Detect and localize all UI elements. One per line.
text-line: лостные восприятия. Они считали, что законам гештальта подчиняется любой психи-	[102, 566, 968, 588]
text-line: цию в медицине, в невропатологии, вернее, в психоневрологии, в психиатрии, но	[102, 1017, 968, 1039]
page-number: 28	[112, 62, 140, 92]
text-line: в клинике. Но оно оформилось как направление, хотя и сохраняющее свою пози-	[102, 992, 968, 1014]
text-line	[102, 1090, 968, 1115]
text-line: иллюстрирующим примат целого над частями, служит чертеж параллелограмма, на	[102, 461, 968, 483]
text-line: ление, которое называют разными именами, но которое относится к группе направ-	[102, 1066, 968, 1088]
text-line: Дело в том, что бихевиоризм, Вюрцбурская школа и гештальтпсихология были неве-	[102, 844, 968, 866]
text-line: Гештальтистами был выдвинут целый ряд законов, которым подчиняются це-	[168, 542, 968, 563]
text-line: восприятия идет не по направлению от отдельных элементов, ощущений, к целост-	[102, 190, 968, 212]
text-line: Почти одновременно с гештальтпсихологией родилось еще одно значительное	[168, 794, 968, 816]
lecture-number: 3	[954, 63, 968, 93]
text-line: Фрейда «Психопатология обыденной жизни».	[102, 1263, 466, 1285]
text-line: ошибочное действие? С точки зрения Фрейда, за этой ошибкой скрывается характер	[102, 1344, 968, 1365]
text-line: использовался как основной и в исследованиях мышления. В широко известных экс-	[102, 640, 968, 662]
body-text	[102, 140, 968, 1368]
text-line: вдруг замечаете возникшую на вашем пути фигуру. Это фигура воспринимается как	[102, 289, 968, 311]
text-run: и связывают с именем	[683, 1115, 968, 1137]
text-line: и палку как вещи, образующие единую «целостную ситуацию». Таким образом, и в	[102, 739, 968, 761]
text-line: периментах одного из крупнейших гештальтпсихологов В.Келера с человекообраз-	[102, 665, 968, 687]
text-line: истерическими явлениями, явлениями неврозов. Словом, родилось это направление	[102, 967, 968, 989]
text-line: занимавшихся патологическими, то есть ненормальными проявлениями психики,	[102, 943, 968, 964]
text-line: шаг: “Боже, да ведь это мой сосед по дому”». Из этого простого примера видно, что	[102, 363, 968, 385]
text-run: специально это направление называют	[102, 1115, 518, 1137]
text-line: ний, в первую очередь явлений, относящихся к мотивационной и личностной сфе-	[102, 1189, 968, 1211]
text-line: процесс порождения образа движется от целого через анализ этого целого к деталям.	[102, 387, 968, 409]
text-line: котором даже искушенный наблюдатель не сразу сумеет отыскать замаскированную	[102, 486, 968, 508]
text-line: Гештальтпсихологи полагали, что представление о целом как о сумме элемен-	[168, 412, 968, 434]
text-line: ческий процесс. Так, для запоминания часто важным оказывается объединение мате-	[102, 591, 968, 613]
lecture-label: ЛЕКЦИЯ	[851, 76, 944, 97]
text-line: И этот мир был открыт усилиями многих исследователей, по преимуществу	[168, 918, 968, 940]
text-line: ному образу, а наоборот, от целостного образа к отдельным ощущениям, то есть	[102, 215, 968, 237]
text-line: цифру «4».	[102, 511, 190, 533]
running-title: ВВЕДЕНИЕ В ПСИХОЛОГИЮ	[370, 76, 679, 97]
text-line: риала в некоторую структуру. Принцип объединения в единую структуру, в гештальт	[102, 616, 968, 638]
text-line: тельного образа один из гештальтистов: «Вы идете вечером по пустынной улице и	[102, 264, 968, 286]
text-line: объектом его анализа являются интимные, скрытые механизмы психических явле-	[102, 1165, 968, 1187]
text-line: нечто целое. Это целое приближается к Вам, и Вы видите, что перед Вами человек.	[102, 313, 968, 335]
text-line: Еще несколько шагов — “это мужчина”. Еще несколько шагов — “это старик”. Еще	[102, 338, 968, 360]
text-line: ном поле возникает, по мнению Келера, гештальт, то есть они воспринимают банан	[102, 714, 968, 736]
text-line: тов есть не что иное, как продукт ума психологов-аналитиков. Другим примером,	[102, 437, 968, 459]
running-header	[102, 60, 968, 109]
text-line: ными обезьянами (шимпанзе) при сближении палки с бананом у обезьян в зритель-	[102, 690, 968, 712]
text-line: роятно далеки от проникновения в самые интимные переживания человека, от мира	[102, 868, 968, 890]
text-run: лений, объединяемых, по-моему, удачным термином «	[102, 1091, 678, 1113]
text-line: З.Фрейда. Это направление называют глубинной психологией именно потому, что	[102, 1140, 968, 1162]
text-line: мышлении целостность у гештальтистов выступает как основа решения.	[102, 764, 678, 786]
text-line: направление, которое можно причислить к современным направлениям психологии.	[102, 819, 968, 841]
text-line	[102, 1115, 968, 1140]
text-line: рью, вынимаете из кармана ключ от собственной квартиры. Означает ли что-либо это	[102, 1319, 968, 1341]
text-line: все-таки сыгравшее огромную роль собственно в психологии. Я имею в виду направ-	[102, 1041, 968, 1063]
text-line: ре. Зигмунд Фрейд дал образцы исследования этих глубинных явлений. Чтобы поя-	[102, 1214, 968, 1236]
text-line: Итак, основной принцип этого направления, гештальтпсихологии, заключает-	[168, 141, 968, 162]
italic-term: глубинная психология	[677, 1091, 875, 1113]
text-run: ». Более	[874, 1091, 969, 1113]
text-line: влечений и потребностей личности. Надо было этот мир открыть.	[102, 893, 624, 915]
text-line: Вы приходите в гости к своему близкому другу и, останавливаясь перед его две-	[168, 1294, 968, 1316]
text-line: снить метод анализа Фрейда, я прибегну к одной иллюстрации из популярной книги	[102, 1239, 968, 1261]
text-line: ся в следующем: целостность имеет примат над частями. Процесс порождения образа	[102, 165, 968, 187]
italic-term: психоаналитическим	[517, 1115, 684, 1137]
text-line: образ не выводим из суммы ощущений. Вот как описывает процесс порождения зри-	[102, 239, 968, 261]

+---+

Short task:
Arrange every line of the items above as a Markdown table with the columns No. and Line, numbering each row and leaving out blank lines.

Answer to this task:
| No. | Line |
|---|---|
| 1 | Detect and localize all UI elements. One per line. |
| 2 | text-line: лостные восприятия. Они считали, что законам гештальта подчиняется любой психи-	[102, 566, 968, 588] |
| 3 | text-line: цию в медицине, в невропатологии, вернее, в психоневрологии, в психиатрии, но	[102, 1017, 968, 1039] |
| 4 | page-number: 28	[112, 62, 140, 92] |
| 5 | text-line: в клинике. Но оно оформилось как направление, хотя и сохраняющее свою пози-	[102, 992, 968, 1014] |
| 6 | text-line	[102, 1090, 968, 1115] |
| 7 | text-line: иллюстрирующим примат целого над частями, служит чертеж параллелограмма, на	[102, 461, 968, 483] |
| 8 | text-line: ление, которое называют разными именами, но которое относится к группе направ-	[102, 1066, 968, 1088] |
| 9 | text-line: Дело в том, что бихевиоризм, Вюрцбурская школа и гештальтпсихология были неве-	[102, 844, 968, 866] |
| 10 | text-line: Гештальтистами был выдвинут целый ряд законов, которым подчиняются це-	[168, 542, 968, 563] |
| 11 | text-line: восприятия идет не по направлению от отдельных элементов, ощущений, к целост-	[102, 190, 968, 212] |
| 12 | text-line: Почти одновременно с гештальтпсихологией родилось еще одно значительное	[168, 794, 968, 816] |
| 13 | lecture-number: 3	[954, 63, 968, 93] |
| 14 | text-line: Фрейда «Психопатология обыденной жизни».	[102, 1263, 466, 1285] |
| 15 | text-line: ошибочное действие? С точки зрения Фрейда, за этой ошибкой скрывается характер	[102, 1344, 968, 1365] |
| 16 | text-line: использовался как основной и в исследованиях мышления. В широко известных экс-	[102, 640, 968, 662] |
| 17 | body-text	[102, 140, 968, 1368] |
| 18 | text-line: вдруг замечаете возникшую на вашем пути фигуру. Это фигура воспринимается как	[102, 289, 968, 311] |
| 19 | text-run: и связывают с именем	[683, 1115, 968, 1137] |
| 20 | text-line: и палку как вещи, образующие единую «целостную ситуацию». Таким образом, и в	[102, 739, 968, 761] |
| 21 | text-line: периментах одного из крупнейших гештальтпсихологов В.Келера с человекообраз-	[102, 665, 968, 687] |
| 22 | text-line: истерическими явлениями, явлениями неврозов. Словом, родилось это направление	[102, 967, 968, 989] |
| 23 | text-line: занимавшихся патологическими, то есть ненормальными проявлениями психики,	[102, 943, 968, 964] |
| 24 | text-line: шаг: “Боже, да ведь это мой сосед по дому”». Из этого простого примера видно, что	[102, 363, 968, 385] |
| 25 | text-run: специально это направление называют	[102, 1115, 518, 1137] |
| 26 | text-line: ний, в первую очередь явлений, относящихся к мотивационной и личностной сфе-	[102, 1189, 968, 1211] |
| 27 | text-line: процесс порождения образа движется от целого через анализ этого целого к деталям.	[102, 387, 968, 409] |
| 28 | text-line: котором даже искушенный наблюдатель не сразу сумеет отыскать замаскированную	[102, 486, 968, 508] |
| 29 | text-line: Гештальтпсихологи полагали, что представление о целом как о сумме элемен-	[168, 412, 968, 434] |
| 30 | text-line: ческий процесс. Так, для запоминания часто важным оказывается объединение мате-	[102, 591, 968, 613] |
| 31 | lecture-label: ЛЕКЦИЯ	[851, 76, 944, 97] |
| 32 | text-line: И этот мир был открыт усилиями многих исследователей, по преимуществу	[168, 918, 968, 940] |
| 33 | text-line: ному образу, а наоборот, от целостного образа к отдельным ощущениям, то есть	[102, 215, 968, 237] |
| 34 | text-line: цифру «4».	[102, 511, 190, 533] |
| 35 | running-title: ВВЕДЕНИЕ В ПСИХОЛОГИЮ	[370, 76, 679, 97] |
| 36 | text-line: риала в некоторую структуру. Принцип объединения в единую структуру, в гештальт	[102, 616, 968, 638] |
| 37 | text-line: тельного образа один из гештальтистов: «Вы идете вечером по пустынной улице и	[102, 264, 968, 286] |
| 38 | text-line: объектом его анализа являются интимные, скрытые механизмы психических явле-	[102, 1165, 968, 1187] |
| 39 | text-line: нечто целое. Это целое приближается к Вам, и Вы видите, что перед Вами человек.	[102, 313, 968, 335] |
| 40 | text-line: Еще несколько шагов — “это мужчина”. Еще несколько шагов — “это старик”. Еще	[102, 338, 968, 360] |
| 41 | text-line: ном поле возникает, по мнению Келера, гештальт, то есть они воспринимают банан	[102, 714, 968, 736] |
| 42 | text-line: тов есть не что иное, как продукт ума психологов-аналитиков. Другим примером,	[102, 437, 968, 459] |
| 43 | running-header	[102, 60, 968, 109] |
| 44 | text-line: ными обезьянами (шимпанзе) при сближении палки с бананом у обезьян в зритель-	[102, 690, 968, 712] |
| 45 | text-line: роятно далеки от проникновения в самые интимные переживания человека, от мира	[102, 868, 968, 890] |
| 46 | text-run: лений, объединяемых, по-моему, удачным термином «	[102, 1091, 678, 1113] |
| 47 | text-line: З.Фрейда. Это направление называют глубинной психологией именно потому, что	[102, 1140, 968, 1162] |
| 48 | text-line: мышлении целостность у гештальтистов выступает как основа решения.	[102, 764, 678, 786] |
| 49 | text-line: направление, которое можно причислить к современным направлениям психологии.	[102, 819, 968, 841] |
| 50 | text-line	[102, 1115, 968, 1140] |
| 51 | text-line: рью, вынимаете из кармана ключ от собственной квартиры. Означает ли что-либо это	[102, 1319, 968, 1341] |
| 52 | text-line: все-таки сыгравшее огромную роль собственно в психологии. Я имею в виду направ-	[102, 1041, 968, 1063] |
| 53 | text-line: ре. Зигмунд Фрейд дал образцы исследования этих глубинных явлений. Чтобы поя-	[102, 1214, 968, 1236] |
| 54 | text-line: Итак, основной принцип этого направления, гештальтпсихологии, заключает-	[168, 141, 968, 162] |
| 55 | italic-term: глубинная психология	[677, 1091, 875, 1113] |
| 56 | text-run: ». Более	[874, 1091, 969, 1113] |
| 57 | text-line: влечений и потребностей личности. Надо было этот мир открыть.	[102, 893, 624, 915] |
| 58 | text-line: Вы приходите в гости к своему близкому другу и, останавливаясь перед его две-	[168, 1294, 968, 1316] |
| 59 | text-line: снить метод анализа Фрейда, я прибегну к одной иллюстрации из популярной книги	[102, 1239, 968, 1261] |
| 60 | text-line: ся в следующем: целостность имеет примат над частями. Процесс порождения образа	[102, 165, 968, 187] |
| 61 | italic-term: психоаналитическим	[517, 1115, 684, 1137] |
| 62 | text-line: образ не выводим из суммы ощущений. Вот как описывает процесс порождения зри-	[102, 239, 968, 261] |